Extracted records:
==============================
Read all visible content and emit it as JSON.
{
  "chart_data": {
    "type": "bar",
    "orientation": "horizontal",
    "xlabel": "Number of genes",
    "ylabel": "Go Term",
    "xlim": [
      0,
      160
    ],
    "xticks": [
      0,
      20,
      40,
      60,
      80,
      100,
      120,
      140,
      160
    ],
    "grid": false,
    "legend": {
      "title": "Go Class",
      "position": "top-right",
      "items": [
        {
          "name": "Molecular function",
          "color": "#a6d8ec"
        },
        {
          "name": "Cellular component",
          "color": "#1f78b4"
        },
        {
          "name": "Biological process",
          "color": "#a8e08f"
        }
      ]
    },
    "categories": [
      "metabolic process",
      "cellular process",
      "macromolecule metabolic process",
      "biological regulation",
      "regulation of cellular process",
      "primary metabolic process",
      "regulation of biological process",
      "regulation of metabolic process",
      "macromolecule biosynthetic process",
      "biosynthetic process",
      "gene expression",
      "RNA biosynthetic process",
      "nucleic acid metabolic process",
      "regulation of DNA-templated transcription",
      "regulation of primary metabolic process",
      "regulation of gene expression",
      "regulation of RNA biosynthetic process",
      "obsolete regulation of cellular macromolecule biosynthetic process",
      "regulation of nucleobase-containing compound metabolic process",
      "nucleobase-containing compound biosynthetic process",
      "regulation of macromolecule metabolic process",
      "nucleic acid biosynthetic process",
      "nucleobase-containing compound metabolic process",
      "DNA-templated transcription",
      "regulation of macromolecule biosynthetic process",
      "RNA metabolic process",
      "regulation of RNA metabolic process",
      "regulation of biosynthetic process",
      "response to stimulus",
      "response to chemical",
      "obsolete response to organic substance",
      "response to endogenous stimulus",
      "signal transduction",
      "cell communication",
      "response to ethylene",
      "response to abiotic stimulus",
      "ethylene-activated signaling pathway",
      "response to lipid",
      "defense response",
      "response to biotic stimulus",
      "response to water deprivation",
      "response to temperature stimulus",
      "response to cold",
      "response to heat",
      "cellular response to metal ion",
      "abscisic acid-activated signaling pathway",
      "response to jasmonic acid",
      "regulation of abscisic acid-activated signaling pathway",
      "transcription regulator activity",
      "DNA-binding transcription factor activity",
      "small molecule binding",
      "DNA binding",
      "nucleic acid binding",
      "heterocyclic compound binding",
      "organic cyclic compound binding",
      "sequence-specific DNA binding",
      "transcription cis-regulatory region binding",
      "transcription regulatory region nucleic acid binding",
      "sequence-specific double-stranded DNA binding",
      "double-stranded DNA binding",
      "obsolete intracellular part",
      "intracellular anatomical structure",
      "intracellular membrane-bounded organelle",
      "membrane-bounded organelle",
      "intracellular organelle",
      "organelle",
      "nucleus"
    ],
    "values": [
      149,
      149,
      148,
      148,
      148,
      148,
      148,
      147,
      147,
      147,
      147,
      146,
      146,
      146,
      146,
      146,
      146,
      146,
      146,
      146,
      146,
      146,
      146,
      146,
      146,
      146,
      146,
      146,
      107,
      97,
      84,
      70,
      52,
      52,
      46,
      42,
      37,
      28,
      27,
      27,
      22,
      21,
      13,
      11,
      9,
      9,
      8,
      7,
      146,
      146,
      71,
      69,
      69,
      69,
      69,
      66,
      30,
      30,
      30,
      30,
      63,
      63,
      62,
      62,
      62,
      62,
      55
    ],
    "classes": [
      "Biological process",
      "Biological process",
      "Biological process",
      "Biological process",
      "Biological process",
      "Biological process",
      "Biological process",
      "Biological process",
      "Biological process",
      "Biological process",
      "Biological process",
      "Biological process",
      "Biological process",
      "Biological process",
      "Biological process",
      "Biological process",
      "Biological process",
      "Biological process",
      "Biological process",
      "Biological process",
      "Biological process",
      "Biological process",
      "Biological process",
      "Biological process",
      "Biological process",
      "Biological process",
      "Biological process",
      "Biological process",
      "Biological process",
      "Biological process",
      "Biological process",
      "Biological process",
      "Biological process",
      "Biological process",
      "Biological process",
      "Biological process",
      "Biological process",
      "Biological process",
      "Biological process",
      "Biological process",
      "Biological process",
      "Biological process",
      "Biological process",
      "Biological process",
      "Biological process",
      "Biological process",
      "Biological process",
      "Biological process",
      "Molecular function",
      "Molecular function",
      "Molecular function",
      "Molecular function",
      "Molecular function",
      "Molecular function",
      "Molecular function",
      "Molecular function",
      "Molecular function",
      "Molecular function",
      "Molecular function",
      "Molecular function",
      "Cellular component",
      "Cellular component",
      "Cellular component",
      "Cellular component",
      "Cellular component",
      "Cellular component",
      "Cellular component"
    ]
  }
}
==============================
WHAT IS REQUIRED:
Going through the data above, return each line with the word "regulatory".

TASK ANSWER:
      "transcription cis-regulatory region binding",
      "transcription regulatory region nucleic acid binding",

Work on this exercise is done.